# GOAL:
The records below are to be repeated in full, exactly as they are.

────────────────

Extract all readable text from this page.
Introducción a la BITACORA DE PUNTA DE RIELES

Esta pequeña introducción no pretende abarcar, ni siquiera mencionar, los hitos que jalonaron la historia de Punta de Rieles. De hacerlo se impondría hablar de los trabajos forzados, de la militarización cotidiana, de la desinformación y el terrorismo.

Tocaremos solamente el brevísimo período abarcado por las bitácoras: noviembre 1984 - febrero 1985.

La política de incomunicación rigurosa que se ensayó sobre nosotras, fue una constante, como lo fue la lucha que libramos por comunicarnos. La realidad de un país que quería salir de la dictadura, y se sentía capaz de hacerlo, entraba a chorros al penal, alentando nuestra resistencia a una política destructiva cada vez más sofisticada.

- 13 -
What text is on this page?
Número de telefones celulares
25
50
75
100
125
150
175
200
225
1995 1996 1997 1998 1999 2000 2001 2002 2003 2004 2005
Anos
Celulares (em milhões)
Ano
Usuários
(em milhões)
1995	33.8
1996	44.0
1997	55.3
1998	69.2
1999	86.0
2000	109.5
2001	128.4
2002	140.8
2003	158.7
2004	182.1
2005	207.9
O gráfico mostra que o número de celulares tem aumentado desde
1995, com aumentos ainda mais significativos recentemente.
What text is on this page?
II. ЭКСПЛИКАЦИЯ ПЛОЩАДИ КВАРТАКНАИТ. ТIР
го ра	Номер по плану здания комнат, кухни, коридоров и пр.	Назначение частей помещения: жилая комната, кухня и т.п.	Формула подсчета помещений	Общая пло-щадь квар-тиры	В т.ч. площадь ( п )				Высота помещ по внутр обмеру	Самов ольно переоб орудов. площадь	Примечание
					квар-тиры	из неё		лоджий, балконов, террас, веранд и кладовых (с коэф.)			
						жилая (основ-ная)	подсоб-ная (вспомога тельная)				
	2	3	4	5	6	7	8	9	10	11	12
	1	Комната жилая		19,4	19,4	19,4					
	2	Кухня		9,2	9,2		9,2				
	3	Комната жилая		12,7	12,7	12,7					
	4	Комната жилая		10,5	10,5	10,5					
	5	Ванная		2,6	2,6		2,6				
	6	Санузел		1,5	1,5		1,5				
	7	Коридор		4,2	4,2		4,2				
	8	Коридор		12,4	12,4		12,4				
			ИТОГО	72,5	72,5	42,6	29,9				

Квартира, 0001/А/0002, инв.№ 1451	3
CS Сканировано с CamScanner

────────────────

# EXPECTED ANSWER:
Extract all readable text from this page.
Introducción a la BITACORA DE PUNTA DE RIELES

Esta pequeña introducción no pretende abarcar, ni siquiera mencionar, los hitos que jalonaron la historia de Punta de Rieles. De hacerlo se impondría hablar de los trabajos forzados, de la militarización cotidiana, de la desinformación y el terrorismo.

Tocaremos solamente el brevísimo período abarcado por las bitácoras: noviembre 1984 - febrero 1985.

La política de incomunicación rigurosa que se ensayó sobre nosotras, fue una constante, como lo fue la lucha que libramos por comunicarnos. La realidad de un país que quería salir de la dictadura, y se sentía capaz de hacerlo, entraba a chorros al penal, alentando nuestra resistencia a una política destructiva cada vez más sofisticada.

- 13 -
What text is on this page?
Número de telefones celulares
25
50
75
100
125
150
175
200
225
1995 1996 1997 1998 1999 2000 2001 2002 2003 2004 2005
Anos
Celulares (em milhões)
Ano
Usuários
(em milhões)
1995	33.8
1996	44.0
1997	55.3
1998	69.2
1999	86.0
2000	109.5
2001	128.4
2002	140.8
2003	158.7
2004	182.1
2005	207.9
O gráfico mostra que o número de celulares tem aumentado desde
1995, com aumentos ainda mais significativos recentemente.
What text is on this page?
II. ЭКСПЛИКАЦИЯ ПЛОЩАДИ КВАРТАКНАИТ. ТIР
го ра	Номер по плану здания комнат, кухни, коридоров и пр.	Назначение частей помещения: жилая комната, кухня и т.п.	Формула подсчета помещений	Общая пло-щадь квар-тиры	В т.ч. площадь ( п )				Высота помещ по внутр обмеру	Самов ольно переоб орудов. площадь	Примечание
					квар-тиры	из неё		лоджий, балконов, террас, веранд и кладовых (с коэф.)			
						жилая (основ-ная)	подсоб-ная (вспомога тельная)				
	2	3	4	5	6	7	8	9	10	11	12
	1	Комната жилая		19,4	19,4	19,4					
	2	Кухня		9,2	9,2		9,2				
	3	Комната жилая		12,7	12,7	12,7					
	4	Комната жилая		10,5	10,5	10,5					
	5	Ванная		2,6	2,6		2,6				
	6	Санузел		1,5	1,5		1,5				
	7	Коридор		4,2	4,2		4,2				
	8	Коридор		12,4	12,4		12,4				
			ИТОГО	72,5	72,5	42,6	29,9				

Квартира, 0001/А/0002, инв.№ 1451	3
CS Сканировано с CamScanner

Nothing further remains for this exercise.